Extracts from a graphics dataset
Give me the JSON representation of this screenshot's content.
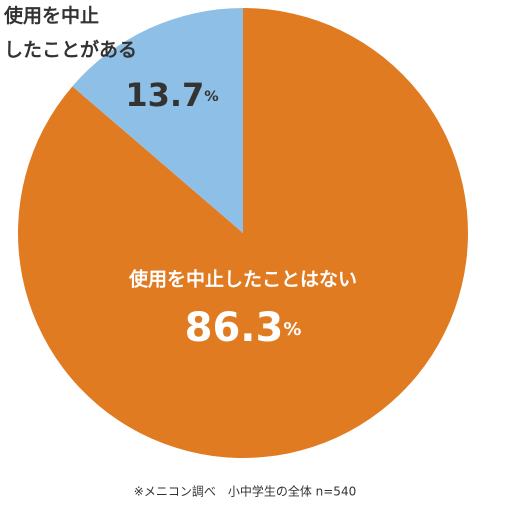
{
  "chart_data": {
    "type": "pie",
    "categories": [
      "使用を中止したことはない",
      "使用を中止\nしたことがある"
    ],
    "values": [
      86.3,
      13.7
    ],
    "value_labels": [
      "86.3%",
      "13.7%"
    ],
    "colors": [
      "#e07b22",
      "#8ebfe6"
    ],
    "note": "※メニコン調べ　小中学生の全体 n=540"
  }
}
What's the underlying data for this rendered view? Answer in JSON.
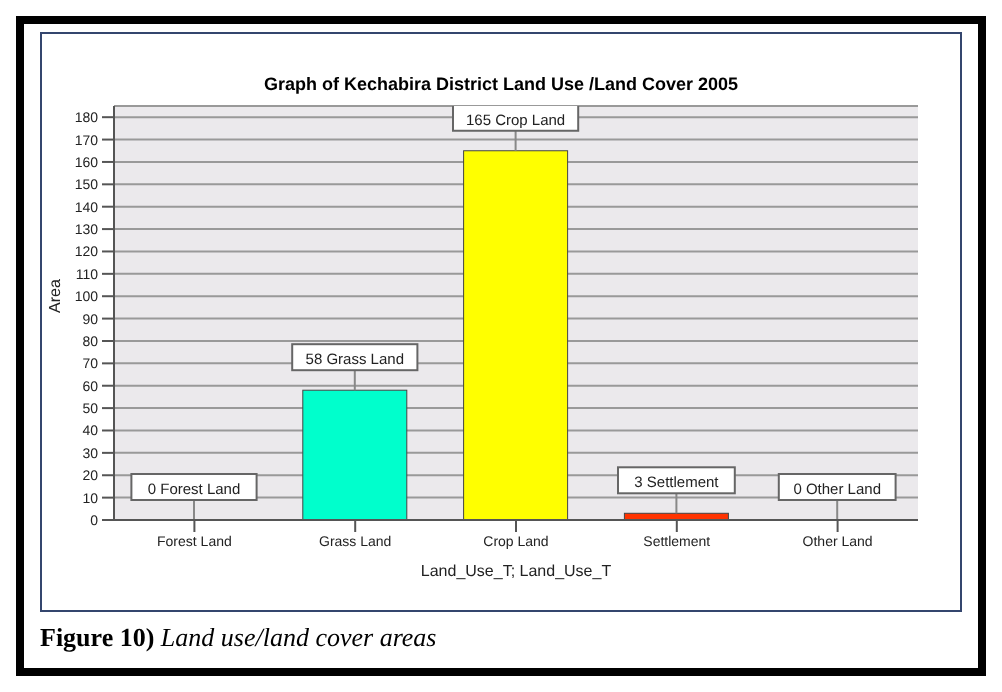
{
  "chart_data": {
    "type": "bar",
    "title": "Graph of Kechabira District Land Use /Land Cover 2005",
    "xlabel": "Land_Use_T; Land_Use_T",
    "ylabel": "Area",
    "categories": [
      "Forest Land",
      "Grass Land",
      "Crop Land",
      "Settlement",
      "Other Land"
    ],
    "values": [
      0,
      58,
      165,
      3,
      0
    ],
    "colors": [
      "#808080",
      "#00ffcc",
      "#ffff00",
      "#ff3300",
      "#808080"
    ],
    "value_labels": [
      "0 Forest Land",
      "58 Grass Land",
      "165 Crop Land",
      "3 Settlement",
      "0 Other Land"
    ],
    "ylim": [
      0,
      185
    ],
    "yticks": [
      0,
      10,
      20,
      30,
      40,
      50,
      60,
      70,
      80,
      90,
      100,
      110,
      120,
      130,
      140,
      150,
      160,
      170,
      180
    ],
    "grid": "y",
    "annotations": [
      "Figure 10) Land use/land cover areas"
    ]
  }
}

| What the task requires |
Which lines hold the word "this"? Return all of them from the records above.

| Completed exercise |
Give me the JSON representation of this screenshot's content.
What's the underlying data for this rendered view? Answer in JSON.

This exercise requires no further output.